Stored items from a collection
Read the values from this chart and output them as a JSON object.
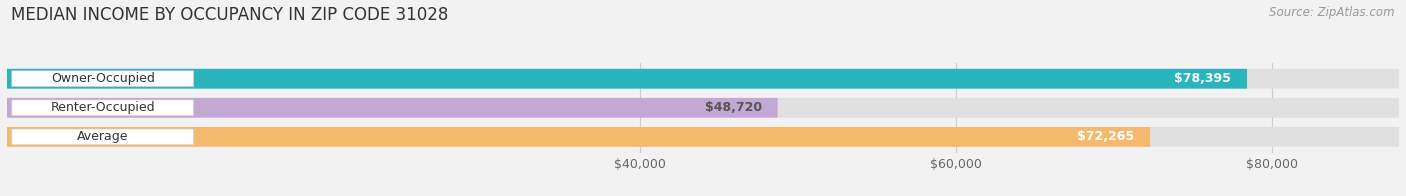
{
  "title": "MEDIAN INCOME BY OCCUPANCY IN ZIP CODE 31028",
  "source": "Source: ZipAtlas.com",
  "categories": [
    "Owner-Occupied",
    "Renter-Occupied",
    "Average"
  ],
  "values": [
    78395,
    48720,
    72265
  ],
  "labels": [
    "$78,395",
    "$48,720",
    "$72,265"
  ],
  "bar_colors": [
    "#2ab5bc",
    "#c4a8d4",
    "#f5b96e"
  ],
  "label_colors": [
    "#ffffff",
    "#555555",
    "#ffffff"
  ],
  "xmin": 0,
  "xmax": 88000,
  "xticks": [
    40000,
    60000,
    80000
  ],
  "xticklabels": [
    "$40,000",
    "$60,000",
    "$80,000"
  ],
  "title_fontsize": 12,
  "source_fontsize": 8.5,
  "background_color": "#f2f2f2",
  "bar_bg_color": "#e0e0e0",
  "bar_height": 0.68
}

# Set problem:
Copy each line from the records above that includes the string "values".

# Exercise response:
Read the values from this chart and output them as a JSON object.
  "values": [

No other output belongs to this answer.